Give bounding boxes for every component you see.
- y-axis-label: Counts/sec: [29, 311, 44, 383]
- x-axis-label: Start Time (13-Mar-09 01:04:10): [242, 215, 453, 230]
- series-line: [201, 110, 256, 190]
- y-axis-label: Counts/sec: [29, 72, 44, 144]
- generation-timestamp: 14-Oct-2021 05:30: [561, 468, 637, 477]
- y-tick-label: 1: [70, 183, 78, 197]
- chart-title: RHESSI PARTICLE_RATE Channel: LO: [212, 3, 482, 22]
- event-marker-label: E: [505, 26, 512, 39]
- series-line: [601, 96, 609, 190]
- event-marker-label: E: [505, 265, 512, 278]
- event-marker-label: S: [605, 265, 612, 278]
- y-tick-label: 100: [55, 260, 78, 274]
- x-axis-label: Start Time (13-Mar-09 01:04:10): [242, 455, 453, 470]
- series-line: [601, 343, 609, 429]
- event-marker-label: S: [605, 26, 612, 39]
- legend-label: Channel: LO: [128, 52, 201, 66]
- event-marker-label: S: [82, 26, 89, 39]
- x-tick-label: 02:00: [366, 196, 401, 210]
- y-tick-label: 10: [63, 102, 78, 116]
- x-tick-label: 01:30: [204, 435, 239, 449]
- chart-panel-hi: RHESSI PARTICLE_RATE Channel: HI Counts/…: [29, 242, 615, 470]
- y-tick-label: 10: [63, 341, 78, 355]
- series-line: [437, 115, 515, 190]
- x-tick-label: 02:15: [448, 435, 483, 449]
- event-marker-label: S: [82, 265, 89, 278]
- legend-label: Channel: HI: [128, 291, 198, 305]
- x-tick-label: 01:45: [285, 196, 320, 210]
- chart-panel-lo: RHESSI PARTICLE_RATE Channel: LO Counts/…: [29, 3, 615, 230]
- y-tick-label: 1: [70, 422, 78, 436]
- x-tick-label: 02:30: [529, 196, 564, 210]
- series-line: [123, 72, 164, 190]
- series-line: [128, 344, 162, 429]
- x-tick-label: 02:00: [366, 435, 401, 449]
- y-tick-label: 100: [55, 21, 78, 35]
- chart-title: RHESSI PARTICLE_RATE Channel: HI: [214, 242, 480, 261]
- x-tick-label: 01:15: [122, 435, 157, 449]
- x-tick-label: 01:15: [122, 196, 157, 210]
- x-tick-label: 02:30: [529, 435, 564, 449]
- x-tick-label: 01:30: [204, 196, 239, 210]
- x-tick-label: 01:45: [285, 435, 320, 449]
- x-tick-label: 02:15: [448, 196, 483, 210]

_Set problem:_
Extract every line of the items above and reproduce each one character for character, keeping the original order.

_Output below:_
Give bounding boxes for every component you see.
- y-axis-label: Counts/sec: [29, 311, 44, 383]
- x-axis-label: Start Time (13-Mar-09 01:04:10): [242, 215, 453, 230]
- series-line: [201, 110, 256, 190]
- y-axis-label: Counts/sec: [29, 72, 44, 144]
- generation-timestamp: 14-Oct-2021 05:30: [561, 468, 637, 477]
- y-tick-label: 1: [70, 183, 78, 197]
- chart-title: RHESSI PARTICLE_RATE Channel: LO: [212, 3, 482, 22]
- event-marker-label: E: [505, 26, 512, 39]
- series-line: [601, 96, 609, 190]
- event-marker-label: E: [505, 265, 512, 278]
- event-marker-label: S: [605, 265, 612, 278]
- y-tick-label: 100: [55, 260, 78, 274]
- x-axis-label: Start Time (13-Mar-09 01:04:10): [242, 455, 453, 470]
- series-line: [601, 343, 609, 429]
- event-marker-label: S: [605, 26, 612, 39]
- legend-label: Channel: LO: [128, 52, 201, 66]
- event-marker-label: S: [82, 26, 89, 39]
- x-tick-label: 02:00: [366, 196, 401, 210]
- y-tick-label: 10: [63, 102, 78, 116]
- x-tick-label: 01:30: [204, 435, 239, 449]
- chart-panel-hi: RHESSI PARTICLE_RATE Channel: HI Counts/…: [29, 242, 615, 470]
- y-tick-label: 10: [63, 341, 78, 355]
- series-line: [437, 115, 515, 190]
- x-tick-label: 02:15: [448, 435, 483, 449]
- event-marker-label: S: [82, 265, 89, 278]
- legend-label: Channel: HI: [128, 291, 198, 305]
- x-tick-label: 01:45: [285, 196, 320, 210]
- chart-panel-lo: RHESSI PARTICLE_RATE Channel: LO Counts/…: [29, 3, 615, 230]
- y-tick-label: 1: [70, 422, 78, 436]
- x-tick-label: 02:30: [529, 196, 564, 210]
- series-line: [123, 72, 164, 190]
- series-line: [128, 344, 162, 429]
- x-tick-label: 02:00: [366, 435, 401, 449]
- y-tick-label: 100: [55, 21, 78, 35]
- chart-title: RHESSI PARTICLE_RATE Channel: HI: [214, 242, 480, 261]
- x-tick-label: 01:15: [122, 435, 157, 449]
- x-tick-label: 01:15: [122, 196, 157, 210]
- x-tick-label: 02:30: [529, 435, 564, 449]
- x-tick-label: 01:30: [204, 196, 239, 210]
- x-tick-label: 01:45: [285, 435, 320, 449]
- x-tick-label: 02:15: [448, 196, 483, 210]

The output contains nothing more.